++++ Input for this task

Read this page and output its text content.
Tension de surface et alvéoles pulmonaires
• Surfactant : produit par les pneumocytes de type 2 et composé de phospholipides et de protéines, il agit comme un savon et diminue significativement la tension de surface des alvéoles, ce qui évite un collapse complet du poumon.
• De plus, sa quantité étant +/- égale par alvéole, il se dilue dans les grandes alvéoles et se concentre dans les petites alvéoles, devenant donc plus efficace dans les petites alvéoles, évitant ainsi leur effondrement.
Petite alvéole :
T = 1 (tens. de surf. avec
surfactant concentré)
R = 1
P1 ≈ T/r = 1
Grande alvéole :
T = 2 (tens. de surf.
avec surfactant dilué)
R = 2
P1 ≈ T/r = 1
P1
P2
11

++++++++

Problem details – Using the data above, output each line exactly.

The output –
Read this page and output its text content.
Tension de surface et alvéoles pulmonaires
• Surfactant : produit par les pneumocytes de type 2 et composé de phospholipides et de protéines, il agit comme un savon et diminue significativement la tension de surface des alvéoles, ce qui évite un collapse complet du poumon.
• De plus, sa quantité étant +/- égale par alvéole, il se dilue dans les grandes alvéoles et se concentre dans les petites alvéoles, devenant donc plus efficace dans les petites alvéoles, évitant ainsi leur effondrement.
Petite alvéole :
T = 1 (tens. de surf. avec
surfactant concentré)
R = 1
P1 ≈ T/r = 1
Grande alvéole :
T = 2 (tens. de surf.
avec surfactant dilué)
R = 2
P1 ≈ T/r = 1
P1
P2
11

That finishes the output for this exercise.